--- BRIEF ---
Copy word for word the passage of the full-waveform inversion text below, starting with "Transdimensional 2D Full-Waveform" and going on through "and uncertainty analysis.".

--- EXCERPTED TEXT ---
=====
Transdimensional 2D Full-Waveform Inversion and Uncertainty Estimation

TL;DR

This paper introduces a transdimensional Bayesian approach using RJHMC for 2D Full-Waveform Inversion, enabling efficient model representation and uncertainty quantification in seismic velocity models.

Contribution

It develops a novel transdimensional sampling method combining RJMCMC and HMC for improved seismic inversion and uncertainty analysis.

Findings

Efficient sampling of variable-dimensional models.

Improved uncertainty quantification in FWI.

Adaptive model complexity through Voronoi cells.

Abstract

Full-Waveform Inversion (FWI) has now become a widely accepted tool to obtain high-resolution velocity models from seismic data. Typically, the velocity model in its discrete form is represented on a rectangular grid, and we solve for the elastic properties at these grid points. FWI is mostly solved employing a local optimization method, where one obtains a velocity update by minimizing the misfit between the observed and the calculated seismograms. Note also that FWI is a highly non-linear problem which is known to be prone to non-uniqueness. The convergence to a globally optimum solution is not guaranteed; it depends on the choice of the starting model. Thus, a Bayesian formulation of the inverse problem with subsequent sampling of the posterior distribution is a preferred choice, since it enables uncertainty quantification. However, with the increase in the dimension of a model, sampling search space becomes computationally expensive. We employ a recently developed trans-dimensional sampling method called Reversible Jump Hamiltonian Monte Carlo (RJHMC), to the 2D full waveform inversion problem. We represent our velocity model using Voronoi cells, determined from the distribution of certain nuclei points in the model space. This method offers two advantages. First, it solves for a variable dimensional velocity updates by using a trans-dimensional reversible jump Markov Chain Monte Carlo (RJMCMC) step and thus tries to achieve an optimum number of nuclei to represent the model and minimize the misfit. A smaller number of parameters helps in an efficient sampling of the model search space. Second, it applies the gradient-based Hamiltonian Monte Carlo (HMC) step, which further improves the sampling by allowing the algorithm to take a large step guided by the gradient. This two-step algorithm proves to be a useful tool for model exploration and uncertainty quantification in FWI.
=====
--- DATA ---
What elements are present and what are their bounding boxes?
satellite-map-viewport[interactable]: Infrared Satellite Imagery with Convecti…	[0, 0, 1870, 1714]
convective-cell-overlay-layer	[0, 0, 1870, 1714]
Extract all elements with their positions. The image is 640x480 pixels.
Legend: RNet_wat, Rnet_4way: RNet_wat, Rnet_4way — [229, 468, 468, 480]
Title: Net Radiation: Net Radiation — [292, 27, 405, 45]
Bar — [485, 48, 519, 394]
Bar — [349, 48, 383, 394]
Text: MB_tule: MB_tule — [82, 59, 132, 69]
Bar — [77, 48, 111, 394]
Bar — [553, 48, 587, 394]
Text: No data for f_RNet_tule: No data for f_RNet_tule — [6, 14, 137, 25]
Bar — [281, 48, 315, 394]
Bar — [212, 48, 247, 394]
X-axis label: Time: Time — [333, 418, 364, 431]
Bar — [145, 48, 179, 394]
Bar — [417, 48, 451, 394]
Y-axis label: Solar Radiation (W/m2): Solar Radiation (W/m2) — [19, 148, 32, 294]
=====
--- RESPONSE BOX ---
Transdimensional 2D Full-Waveform Inversion and Uncertainty Estimation

TL;DR

This paper introduces a transdimensional Bayesian approach using RJHMC for 2D Full-Waveform Inversion, enabling efficient model representation and uncertainty quantification in seismic velocity models.

Contribution

It develops a novel transdimensional sampling method combining RJMCMC and HMC for improved seismic inversion and uncertainty analysis.